┌────────

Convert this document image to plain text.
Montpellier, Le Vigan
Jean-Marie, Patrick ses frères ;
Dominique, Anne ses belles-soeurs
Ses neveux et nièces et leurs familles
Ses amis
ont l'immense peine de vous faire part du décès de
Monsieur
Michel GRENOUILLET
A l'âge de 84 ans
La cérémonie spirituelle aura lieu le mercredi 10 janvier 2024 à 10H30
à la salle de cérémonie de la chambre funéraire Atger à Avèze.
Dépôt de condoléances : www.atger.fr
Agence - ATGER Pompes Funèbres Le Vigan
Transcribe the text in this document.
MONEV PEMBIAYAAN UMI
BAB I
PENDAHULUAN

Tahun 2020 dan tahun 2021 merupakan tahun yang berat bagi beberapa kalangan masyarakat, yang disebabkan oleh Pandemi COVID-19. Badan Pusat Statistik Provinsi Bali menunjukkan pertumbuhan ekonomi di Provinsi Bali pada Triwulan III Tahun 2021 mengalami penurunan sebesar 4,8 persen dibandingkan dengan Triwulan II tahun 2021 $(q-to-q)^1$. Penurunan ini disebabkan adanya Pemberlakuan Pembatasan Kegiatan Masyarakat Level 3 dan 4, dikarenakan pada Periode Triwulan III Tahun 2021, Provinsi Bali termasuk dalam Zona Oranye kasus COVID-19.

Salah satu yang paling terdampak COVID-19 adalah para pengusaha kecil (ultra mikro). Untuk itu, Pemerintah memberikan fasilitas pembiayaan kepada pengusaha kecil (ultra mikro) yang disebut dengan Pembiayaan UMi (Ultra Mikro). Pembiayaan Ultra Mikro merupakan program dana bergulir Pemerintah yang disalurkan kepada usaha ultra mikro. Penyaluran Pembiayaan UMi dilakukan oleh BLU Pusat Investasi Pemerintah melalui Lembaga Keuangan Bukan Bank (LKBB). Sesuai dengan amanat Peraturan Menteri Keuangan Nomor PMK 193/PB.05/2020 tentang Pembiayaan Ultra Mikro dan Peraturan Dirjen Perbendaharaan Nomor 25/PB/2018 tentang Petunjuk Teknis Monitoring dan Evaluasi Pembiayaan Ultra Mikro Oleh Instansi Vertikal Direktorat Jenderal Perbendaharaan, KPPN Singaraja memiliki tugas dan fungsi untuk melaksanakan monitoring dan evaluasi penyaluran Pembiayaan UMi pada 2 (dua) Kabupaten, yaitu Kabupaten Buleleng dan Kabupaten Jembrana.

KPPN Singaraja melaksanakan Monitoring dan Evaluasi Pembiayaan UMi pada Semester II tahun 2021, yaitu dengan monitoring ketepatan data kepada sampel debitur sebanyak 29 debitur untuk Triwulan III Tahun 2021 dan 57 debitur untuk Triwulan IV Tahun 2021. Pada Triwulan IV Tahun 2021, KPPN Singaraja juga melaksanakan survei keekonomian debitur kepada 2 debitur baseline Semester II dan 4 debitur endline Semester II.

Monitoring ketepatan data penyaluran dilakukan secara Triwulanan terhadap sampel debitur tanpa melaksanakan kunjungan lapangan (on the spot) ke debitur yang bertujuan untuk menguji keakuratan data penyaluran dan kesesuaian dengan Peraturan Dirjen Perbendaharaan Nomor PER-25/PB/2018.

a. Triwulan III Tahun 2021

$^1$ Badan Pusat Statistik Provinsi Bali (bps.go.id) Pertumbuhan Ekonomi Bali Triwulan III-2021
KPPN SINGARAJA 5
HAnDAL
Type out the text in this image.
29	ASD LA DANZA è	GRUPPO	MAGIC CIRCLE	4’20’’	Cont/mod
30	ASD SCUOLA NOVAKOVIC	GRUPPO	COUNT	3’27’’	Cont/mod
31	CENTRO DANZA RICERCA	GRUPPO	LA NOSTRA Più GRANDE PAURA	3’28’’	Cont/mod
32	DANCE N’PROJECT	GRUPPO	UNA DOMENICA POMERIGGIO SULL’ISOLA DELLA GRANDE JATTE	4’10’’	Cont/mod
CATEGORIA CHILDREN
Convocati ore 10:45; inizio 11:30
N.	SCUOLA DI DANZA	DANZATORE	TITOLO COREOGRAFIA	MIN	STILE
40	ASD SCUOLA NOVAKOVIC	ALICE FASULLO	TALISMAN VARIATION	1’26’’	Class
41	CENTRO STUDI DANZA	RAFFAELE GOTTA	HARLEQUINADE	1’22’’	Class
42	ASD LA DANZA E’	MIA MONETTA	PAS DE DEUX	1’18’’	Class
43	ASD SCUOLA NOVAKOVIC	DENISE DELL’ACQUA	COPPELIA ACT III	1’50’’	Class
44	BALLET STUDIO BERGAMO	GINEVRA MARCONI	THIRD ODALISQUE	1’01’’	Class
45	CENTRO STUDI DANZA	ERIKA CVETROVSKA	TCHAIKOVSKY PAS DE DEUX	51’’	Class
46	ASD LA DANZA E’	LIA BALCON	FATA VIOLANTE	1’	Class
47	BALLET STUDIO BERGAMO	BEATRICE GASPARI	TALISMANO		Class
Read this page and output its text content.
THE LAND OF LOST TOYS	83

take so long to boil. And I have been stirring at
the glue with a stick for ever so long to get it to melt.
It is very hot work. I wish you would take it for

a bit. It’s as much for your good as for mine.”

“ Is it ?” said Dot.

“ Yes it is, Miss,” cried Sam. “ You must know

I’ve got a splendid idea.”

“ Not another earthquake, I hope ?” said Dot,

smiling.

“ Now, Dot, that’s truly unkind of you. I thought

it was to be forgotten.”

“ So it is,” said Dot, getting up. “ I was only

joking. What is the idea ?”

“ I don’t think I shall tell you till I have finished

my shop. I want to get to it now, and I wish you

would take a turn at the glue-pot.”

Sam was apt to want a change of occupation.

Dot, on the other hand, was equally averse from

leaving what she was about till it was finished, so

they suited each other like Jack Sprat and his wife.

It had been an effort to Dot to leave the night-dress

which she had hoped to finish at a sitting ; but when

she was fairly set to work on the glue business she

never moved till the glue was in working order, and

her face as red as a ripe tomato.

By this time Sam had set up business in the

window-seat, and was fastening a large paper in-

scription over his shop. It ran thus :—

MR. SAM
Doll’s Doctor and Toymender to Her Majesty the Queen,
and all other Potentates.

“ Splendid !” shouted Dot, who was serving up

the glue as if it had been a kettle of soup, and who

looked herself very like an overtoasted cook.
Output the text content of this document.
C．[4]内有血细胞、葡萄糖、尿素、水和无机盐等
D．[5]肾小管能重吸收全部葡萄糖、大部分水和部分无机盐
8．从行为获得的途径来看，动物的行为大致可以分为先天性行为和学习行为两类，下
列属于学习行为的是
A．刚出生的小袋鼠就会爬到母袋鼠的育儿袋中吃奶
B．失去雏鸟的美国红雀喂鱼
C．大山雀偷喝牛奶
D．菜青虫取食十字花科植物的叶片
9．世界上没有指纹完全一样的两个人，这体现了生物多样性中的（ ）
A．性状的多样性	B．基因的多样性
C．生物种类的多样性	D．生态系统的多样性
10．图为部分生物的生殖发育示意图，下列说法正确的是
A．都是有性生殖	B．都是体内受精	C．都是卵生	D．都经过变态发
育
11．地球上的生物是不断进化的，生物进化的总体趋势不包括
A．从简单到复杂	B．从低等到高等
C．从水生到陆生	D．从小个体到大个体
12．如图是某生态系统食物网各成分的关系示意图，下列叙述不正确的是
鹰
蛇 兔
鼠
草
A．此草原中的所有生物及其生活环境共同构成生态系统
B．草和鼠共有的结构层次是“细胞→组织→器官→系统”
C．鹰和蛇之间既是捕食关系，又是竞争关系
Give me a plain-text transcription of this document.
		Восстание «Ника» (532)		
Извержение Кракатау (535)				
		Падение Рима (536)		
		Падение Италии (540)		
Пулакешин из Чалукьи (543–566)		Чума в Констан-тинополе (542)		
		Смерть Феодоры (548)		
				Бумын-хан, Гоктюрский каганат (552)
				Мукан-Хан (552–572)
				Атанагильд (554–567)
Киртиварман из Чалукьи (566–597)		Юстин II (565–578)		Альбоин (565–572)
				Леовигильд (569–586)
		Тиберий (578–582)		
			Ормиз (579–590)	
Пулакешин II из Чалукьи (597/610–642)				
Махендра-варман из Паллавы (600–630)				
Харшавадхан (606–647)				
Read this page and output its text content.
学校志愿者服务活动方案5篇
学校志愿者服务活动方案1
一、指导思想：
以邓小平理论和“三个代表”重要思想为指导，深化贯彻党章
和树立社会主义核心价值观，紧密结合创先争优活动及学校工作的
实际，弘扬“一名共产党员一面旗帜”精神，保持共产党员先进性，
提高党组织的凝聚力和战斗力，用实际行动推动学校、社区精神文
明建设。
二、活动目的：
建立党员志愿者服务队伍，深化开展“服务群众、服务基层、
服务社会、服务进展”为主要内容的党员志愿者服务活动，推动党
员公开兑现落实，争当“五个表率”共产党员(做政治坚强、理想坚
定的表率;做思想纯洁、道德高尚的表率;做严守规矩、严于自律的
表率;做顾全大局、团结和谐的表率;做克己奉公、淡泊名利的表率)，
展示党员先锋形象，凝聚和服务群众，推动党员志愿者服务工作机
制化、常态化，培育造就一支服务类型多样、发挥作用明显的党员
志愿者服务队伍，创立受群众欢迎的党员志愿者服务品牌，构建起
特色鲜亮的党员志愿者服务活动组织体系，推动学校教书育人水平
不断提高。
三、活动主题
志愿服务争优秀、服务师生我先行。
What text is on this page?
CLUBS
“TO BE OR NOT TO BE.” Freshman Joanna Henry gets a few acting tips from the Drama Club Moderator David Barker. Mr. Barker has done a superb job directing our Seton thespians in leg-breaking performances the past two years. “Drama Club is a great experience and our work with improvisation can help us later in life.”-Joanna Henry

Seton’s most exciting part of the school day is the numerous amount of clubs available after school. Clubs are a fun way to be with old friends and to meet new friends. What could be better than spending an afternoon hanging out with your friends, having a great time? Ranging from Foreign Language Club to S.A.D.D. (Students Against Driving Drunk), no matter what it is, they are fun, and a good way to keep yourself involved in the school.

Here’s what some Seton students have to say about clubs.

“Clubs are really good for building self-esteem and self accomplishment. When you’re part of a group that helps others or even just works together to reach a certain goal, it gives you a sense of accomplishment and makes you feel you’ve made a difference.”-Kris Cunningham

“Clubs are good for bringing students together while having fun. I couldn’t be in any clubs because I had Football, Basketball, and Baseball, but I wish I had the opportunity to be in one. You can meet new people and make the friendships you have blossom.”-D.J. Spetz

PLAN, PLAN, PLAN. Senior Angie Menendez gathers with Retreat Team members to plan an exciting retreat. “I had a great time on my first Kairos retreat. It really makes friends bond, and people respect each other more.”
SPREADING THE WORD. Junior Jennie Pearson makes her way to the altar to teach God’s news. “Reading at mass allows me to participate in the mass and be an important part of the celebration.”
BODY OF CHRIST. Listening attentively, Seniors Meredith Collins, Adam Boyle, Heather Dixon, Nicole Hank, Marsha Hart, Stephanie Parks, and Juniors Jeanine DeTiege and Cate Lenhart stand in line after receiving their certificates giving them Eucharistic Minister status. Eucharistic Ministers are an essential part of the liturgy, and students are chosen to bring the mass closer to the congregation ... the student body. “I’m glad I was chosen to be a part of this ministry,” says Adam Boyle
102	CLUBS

└────────

### Direction
Look above for lines with the word "been" and copy them all.

### Answer below
take so long to boil. And I have been stirring at
It had been an effort to Dot to leave the night-dress
the glue as if it had been a kettle of soup, and who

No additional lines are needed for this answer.